Given instruction:
Give the material once more, word for word, without any images.

(Figure content listings)
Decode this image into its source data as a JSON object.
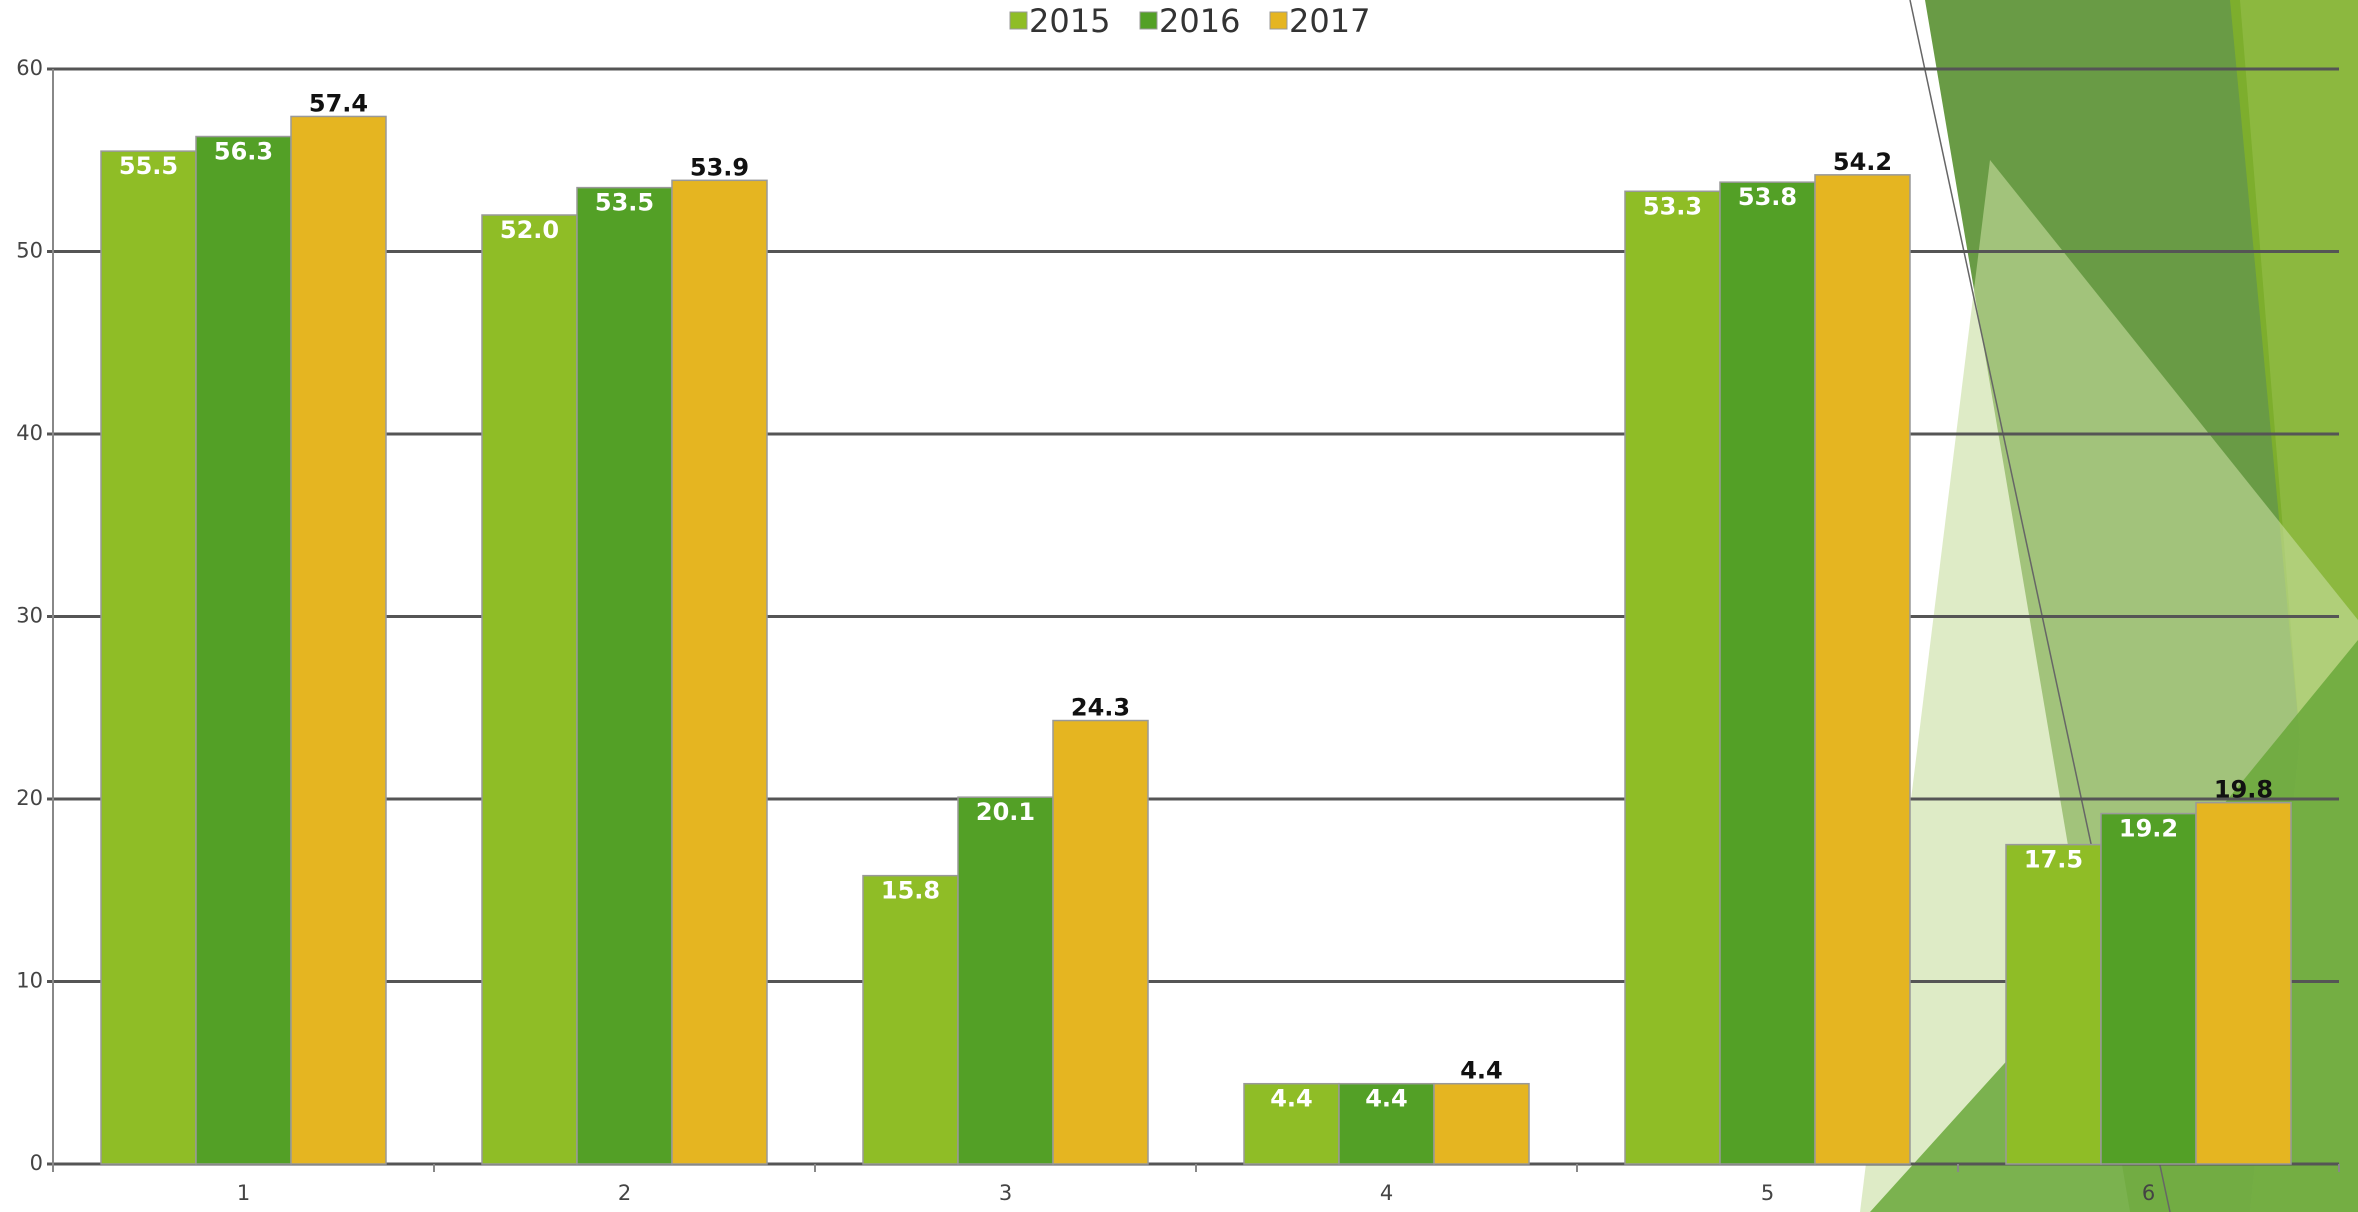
{
  "chart_data": {
    "type": "bar",
    "categories": [
      "1",
      "2",
      "3",
      "4",
      "5",
      "6"
    ],
    "series": [
      {
        "name": "2015",
        "color": "#8fbd26",
        "values": [
          55.5,
          52,
          15.8,
          4.4,
          53.3,
          17.5
        ],
        "value_labels": [
          "55.5",
          "52.0",
          "15.8",
          "4.4",
          "53.3",
          "17.5"
        ]
      },
      {
        "name": "2016",
        "color": "#53a026",
        "values": [
          56.3,
          53.5,
          20.1,
          4.4,
          53.8,
          19.2
        ],
        "value_labels": [
          "56.3",
          "53.5",
          "20.1",
          "4.4",
          "53.8",
          "19.2"
        ]
      },
      {
        "name": "2017",
        "color": "#e5b521",
        "values": [
          57.4,
          53.9,
          24.3,
          4.4,
          54.2,
          19.8
        ],
        "value_labels": [
          "57.4",
          "53.9",
          "24.3",
          "4.4",
          "54.2",
          "19.8"
        ]
      }
    ],
    "ylim": [
      0,
      60
    ],
    "yticks": [
      0,
      10,
      20,
      30,
      40,
      50,
      60
    ],
    "grid": true,
    "legend": "top"
  }
}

Response below:
Decode this image into its source data as a JSON object.
{
  "chart_data": {
    "type": "bar",
    "categories": [
      "1",
      "2",
      "3",
      "4",
      "5",
      "6"
    ],
    "series": [
      {
        "name": "2015",
        "color": "#8fbd26",
        "values": [
          55.5,
          52,
          15.8,
          4.4,
          53.3,
          17.5
        ],
        "value_labels": [
          "55.5",
          "52.0",
          "15.8",
          "4.4",
          "53.3",
          "17.5"
        ]
      },
      {
        "name": "2016",
        "color": "#53a026",
        "values": [
          56.3,
          53.5,
          20.1,
          4.4,
          53.8,
          19.2
        ],
        "value_labels": [
          "56.3",
          "53.5",
          "20.1",
          "4.4",
          "53.8",
          "19.2"
        ]
      },
      {
        "name": "2017",
        "color": "#e5b521",
        "values": [
          57.4,
          53.9,
          24.3,
          4.4,
          54.2,
          19.8
        ],
        "value_labels": [
          "57.4",
          "53.9",
          "24.3",
          "4.4",
          "54.2",
          "19.8"
        ]
      }
    ],
    "ylim": [
      0,
      60
    ],
    "yticks": [
      0,
      10,
      20,
      30,
      40,
      50,
      60
    ],
    "grid": true,
    "legend": "top"
  }
}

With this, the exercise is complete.